Given problem:
Give every entry again, unchanged, and leave its images out.

--- start Provided records ---

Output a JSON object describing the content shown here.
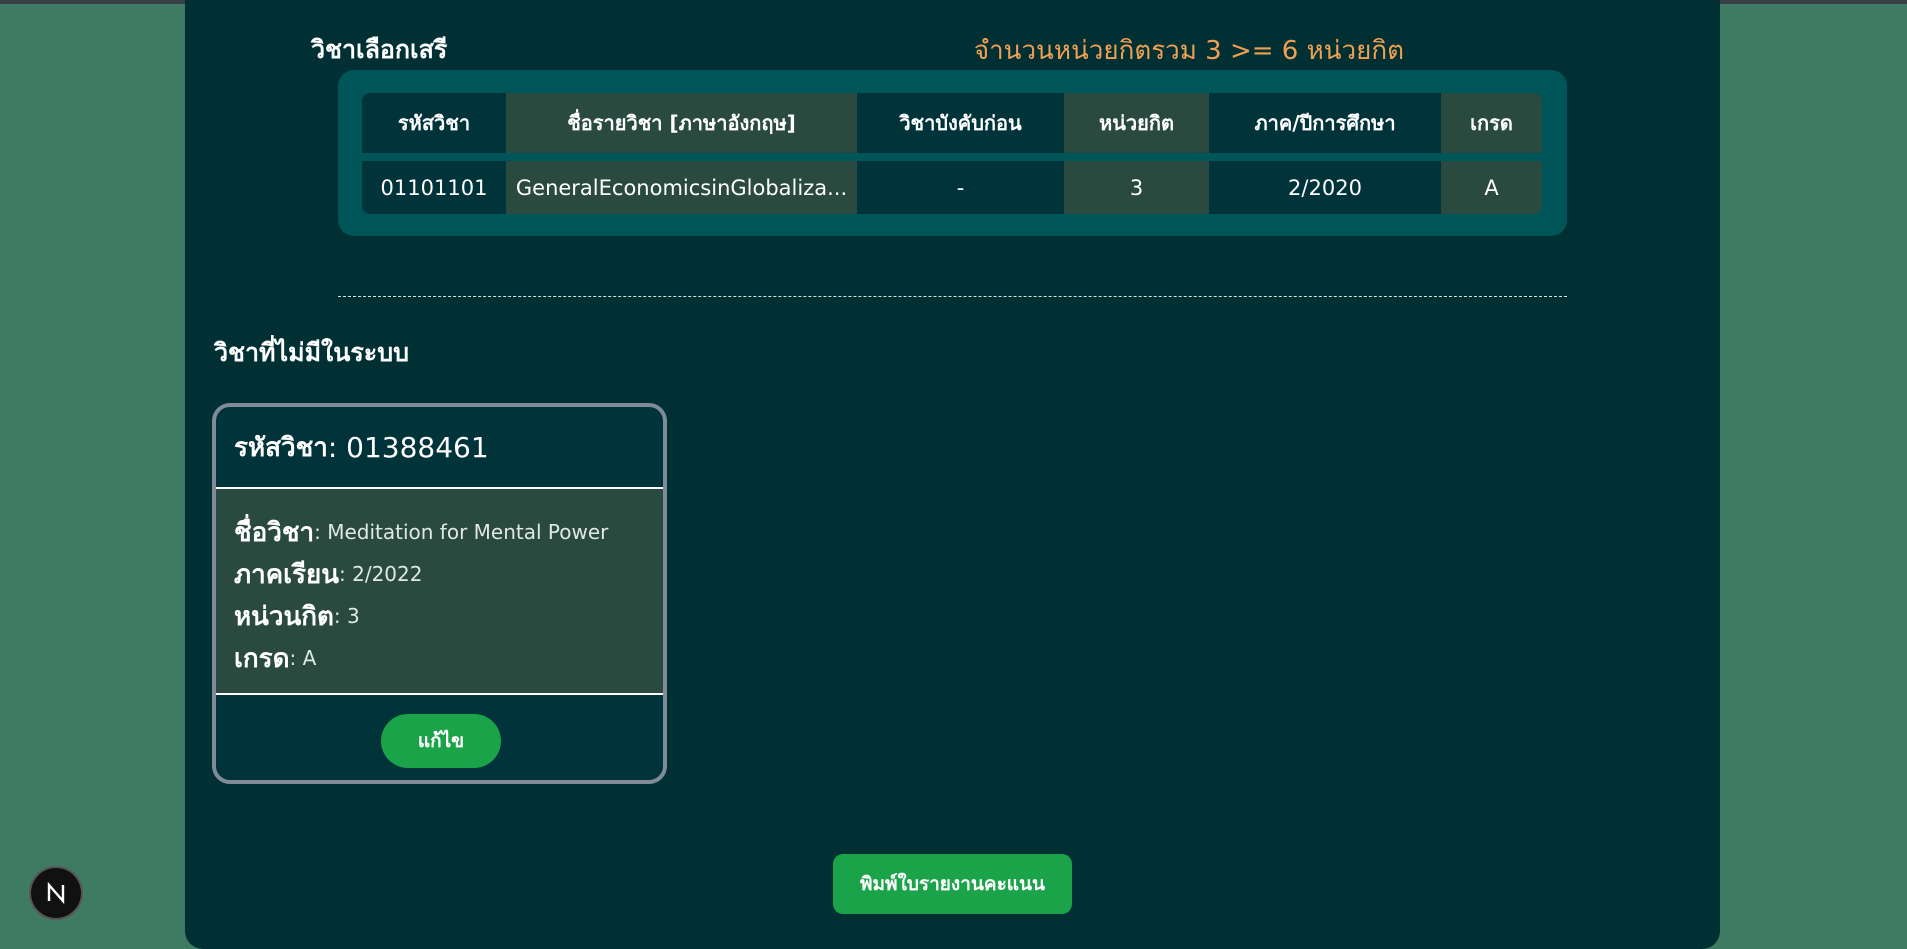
{
  "elective": {
    "title": "วิชาเลือกเสรี",
    "credit_summary": "จำนวนหน่วยกิตรวม 3 >= 6 หน่วยกิต",
    "table": {
      "headers": [
        "รหัสวิชา",
        "ชื่อรายวิชา [ภาษาอังกฤษ]",
        "วิชาบังคับก่อน",
        "หน่วยกิต",
        "ภาค/ปีการศึกษา",
        "เกรด"
      ],
      "rows": [
        [
          "01101101",
          "GeneralEconomicsinGlobaliza...",
          "-",
          "3",
          "2/2020",
          "A"
        ]
      ]
    }
  },
  "not_in_system": {
    "title": "วิชาที่ไม่มีในระบบ",
    "card": {
      "code_label": "รหัสวิชา",
      "code_value": "01388461",
      "name_label": "ชื่อวิชา",
      "name_value": "Meditation for Mental Power",
      "semester_label": "ภาคเรียน",
      "semester_value": "2/2022",
      "credit_label": "หน่วนกิต",
      "credit_value": "3",
      "grade_label": "เกรด",
      "grade_value": "A",
      "edit_label": "แก้ไข"
    }
  },
  "print_button": "พิมพ์ใบรายงานคะแนน",
  "badge_icon": "nextjs-n-icon",
  "colors": {
    "page_bg": "#3f7a63",
    "panel_bg": "#003034",
    "table_frame": "#005558",
    "accent_orange": "#f0a050",
    "button_green": "#1aa349"
  }
}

--- end Provided records ---

Result of the exercise:
Output a JSON object describing the content shown here.
{
  "elective": {
    "title": "วิชาเลือกเสรี",
    "credit_summary": "จำนวนหน่วยกิตรวม 3 >= 6 หน่วยกิต",
    "table": {
      "headers": [
        "รหัสวิชา",
        "ชื่อรายวิชา [ภาษาอังกฤษ]",
        "วิชาบังคับก่อน",
        "หน่วยกิต",
        "ภาค/ปีการศึกษา",
        "เกรด"
      ],
      "rows": [
        [
          "01101101",
          "GeneralEconomicsinGlobaliza...",
          "-",
          "3",
          "2/2020",
          "A"
        ]
      ]
    }
  },
  "not_in_system": {
    "title": "วิชาที่ไม่มีในระบบ",
    "card": {
      "code_label": "รหัสวิชา",
      "code_value": "01388461",
      "name_label": "ชื่อวิชา",
      "name_value": "Meditation for Mental Power",
      "semester_label": "ภาคเรียน",
      "semester_value": "2/2022",
      "credit_label": "หน่วนกิต",
      "credit_value": "3",
      "grade_label": "เกรด",
      "grade_value": "A",
      "edit_label": "แก้ไข"
    }
  },
  "print_button": "พิมพ์ใบรายงานคะแนน",
  "badge_icon": "nextjs-n-icon",
  "colors": {
    "page_bg": "#3f7a63",
    "panel_bg": "#003034",
    "table_frame": "#005558",
    "accent_orange": "#f0a050",
    "button_green": "#1aa349"
  }
}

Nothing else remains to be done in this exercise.